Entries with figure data
--- Start ---

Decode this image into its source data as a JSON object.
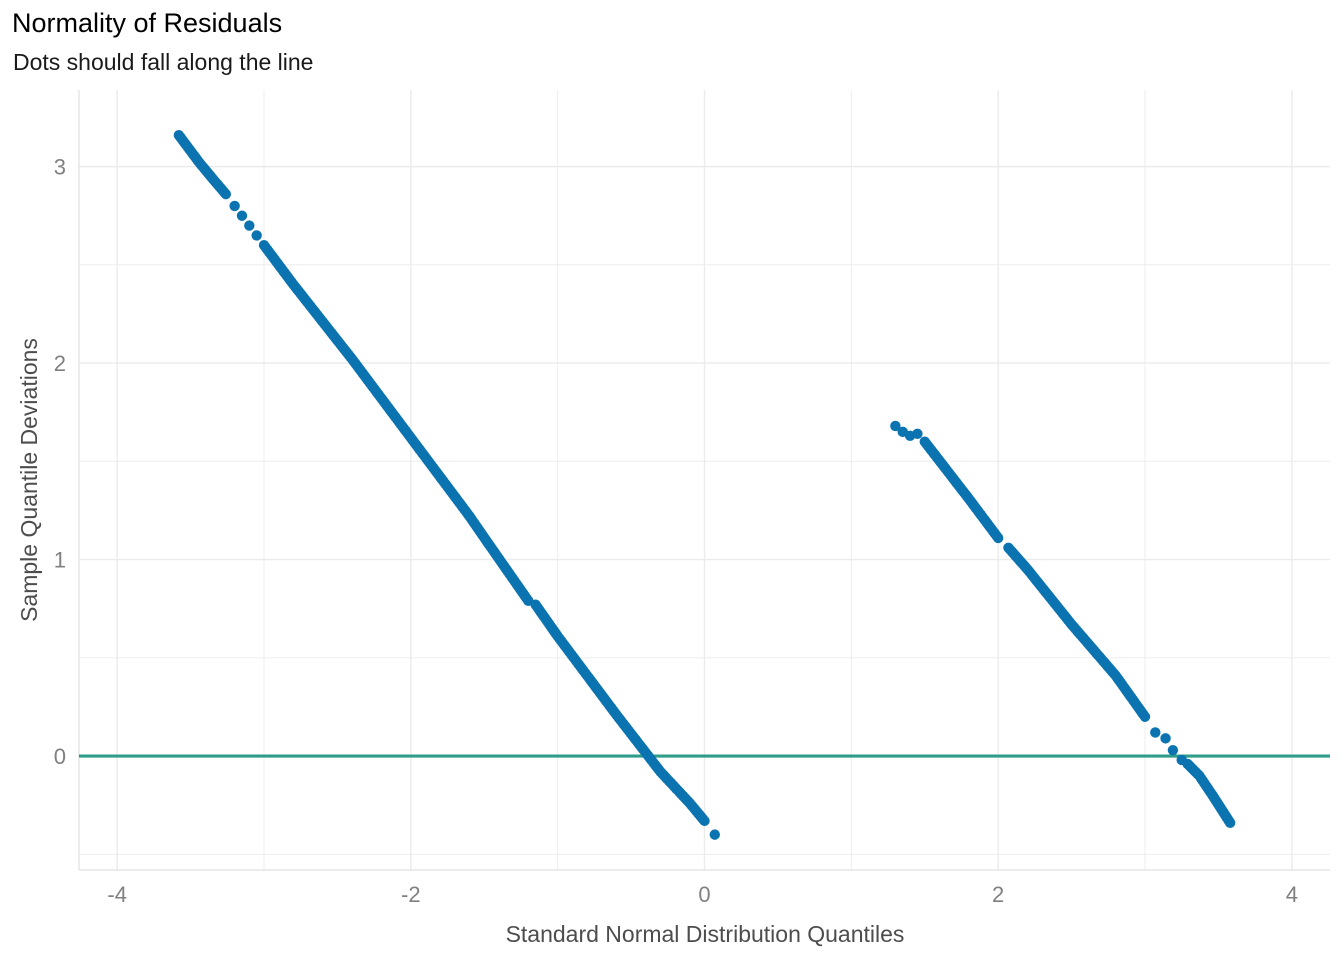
{
  "chart_data": {
    "type": "scatter",
    "title": "Normality of Residuals",
    "subtitle": "Dots should fall along the line",
    "xlabel": "Standard Normal Distribution Quantiles",
    "ylabel": "Sample Quantile Deviations",
    "xlim": [
      -4.26,
      4.26
    ],
    "ylim": [
      -0.58,
      3.39
    ],
    "x_ticks": [
      -4,
      -2,
      0,
      2,
      4
    ],
    "x_tick_labels": [
      "-4",
      "-2",
      "0",
      "2",
      "4"
    ],
    "y_ticks": [
      0,
      1,
      2,
      3
    ],
    "y_tick_labels": [
      "0",
      "1",
      "2",
      "3"
    ],
    "grid": true,
    "reference_line": {
      "y": 0,
      "color": "#2E9E8A"
    },
    "point_color": "#0A73B0",
    "series": [
      {
        "values": [
          [
            -3.58,
            3.16
          ],
          [
            -3.44,
            3.02
          ],
          [
            -3.34,
            2.93
          ],
          [
            -3.26,
            2.86
          ],
          [
            -3.2,
            2.8
          ],
          [
            -3.15,
            2.75
          ],
          [
            -3.1,
            2.7
          ],
          [
            -3.05,
            2.65
          ],
          [
            -3.0,
            2.6
          ],
          [
            -2.8,
            2.4
          ],
          [
            -2.4,
            2.02
          ],
          [
            -2.0,
            1.62
          ],
          [
            -1.6,
            1.22
          ],
          [
            -1.48,
            1.09
          ],
          [
            -1.2,
            0.79
          ],
          [
            -1.15,
            0.77
          ],
          [
            -1.0,
            0.61
          ],
          [
            -0.6,
            0.21
          ],
          [
            -0.3,
            -0.08
          ],
          [
            -0.1,
            -0.24
          ],
          [
            0.0,
            -0.33
          ],
          [
            0.07,
            -0.4
          ]
        ]
      },
      {
        "values": [
          [
            1.3,
            1.68
          ],
          [
            1.35,
            1.65
          ],
          [
            1.4,
            1.63
          ],
          [
            1.45,
            1.64
          ],
          [
            1.5,
            1.6
          ],
          [
            1.8,
            1.31
          ],
          [
            2.0,
            1.11
          ],
          [
            2.07,
            1.06
          ],
          [
            2.2,
            0.95
          ],
          [
            2.5,
            0.67
          ],
          [
            2.8,
            0.41
          ],
          [
            3.0,
            0.2
          ],
          [
            3.07,
            0.12
          ],
          [
            3.14,
            0.09
          ],
          [
            3.19,
            0.03
          ],
          [
            3.25,
            -0.02
          ],
          [
            3.29,
            -0.04
          ],
          [
            3.37,
            -0.1
          ],
          [
            3.46,
            -0.2
          ],
          [
            3.58,
            -0.34
          ]
        ]
      }
    ]
  }
}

--- End ---

**WHAT YOU ARE ASKED TO DO**. Your task is to retype all the entries exactly and leave out any pictures.

**REPLY TO THE EXERCISE**.
Decode this image into its source data as a JSON object.
{
  "chart_data": {
    "type": "scatter",
    "title": "Normality of Residuals",
    "subtitle": "Dots should fall along the line",
    "xlabel": "Standard Normal Distribution Quantiles",
    "ylabel": "Sample Quantile Deviations",
    "xlim": [
      -4.26,
      4.26
    ],
    "ylim": [
      -0.58,
      3.39
    ],
    "x_ticks": [
      -4,
      -2,
      0,
      2,
      4
    ],
    "x_tick_labels": [
      "-4",
      "-2",
      "0",
      "2",
      "4"
    ],
    "y_ticks": [
      0,
      1,
      2,
      3
    ],
    "y_tick_labels": [
      "0",
      "1",
      "2",
      "3"
    ],
    "grid": true,
    "reference_line": {
      "y": 0,
      "color": "#2E9E8A"
    },
    "point_color": "#0A73B0",
    "series": [
      {
        "values": [
          [
            -3.58,
            3.16
          ],
          [
            -3.44,
            3.02
          ],
          [
            -3.34,
            2.93
          ],
          [
            -3.26,
            2.86
          ],
          [
            -3.2,
            2.8
          ],
          [
            -3.15,
            2.75
          ],
          [
            -3.1,
            2.7
          ],
          [
            -3.05,
            2.65
          ],
          [
            -3.0,
            2.6
          ],
          [
            -2.8,
            2.4
          ],
          [
            -2.4,
            2.02
          ],
          [
            -2.0,
            1.62
          ],
          [
            -1.6,
            1.22
          ],
          [
            -1.48,
            1.09
          ],
          [
            -1.2,
            0.79
          ],
          [
            -1.15,
            0.77
          ],
          [
            -1.0,
            0.61
          ],
          [
            -0.6,
            0.21
          ],
          [
            -0.3,
            -0.08
          ],
          [
            -0.1,
            -0.24
          ],
          [
            0.0,
            -0.33
          ],
          [
            0.07,
            -0.4
          ]
        ]
      },
      {
        "values": [
          [
            1.3,
            1.68
          ],
          [
            1.35,
            1.65
          ],
          [
            1.4,
            1.63
          ],
          [
            1.45,
            1.64
          ],
          [
            1.5,
            1.6
          ],
          [
            1.8,
            1.31
          ],
          [
            2.0,
            1.11
          ],
          [
            2.07,
            1.06
          ],
          [
            2.2,
            0.95
          ],
          [
            2.5,
            0.67
          ],
          [
            2.8,
            0.41
          ],
          [
            3.0,
            0.2
          ],
          [
            3.07,
            0.12
          ],
          [
            3.14,
            0.09
          ],
          [
            3.19,
            0.03
          ],
          [
            3.25,
            -0.02
          ],
          [
            3.29,
            -0.04
          ],
          [
            3.37,
            -0.1
          ],
          [
            3.46,
            -0.2
          ],
          [
            3.58,
            -0.34
          ]
        ]
      }
    ]
  }
}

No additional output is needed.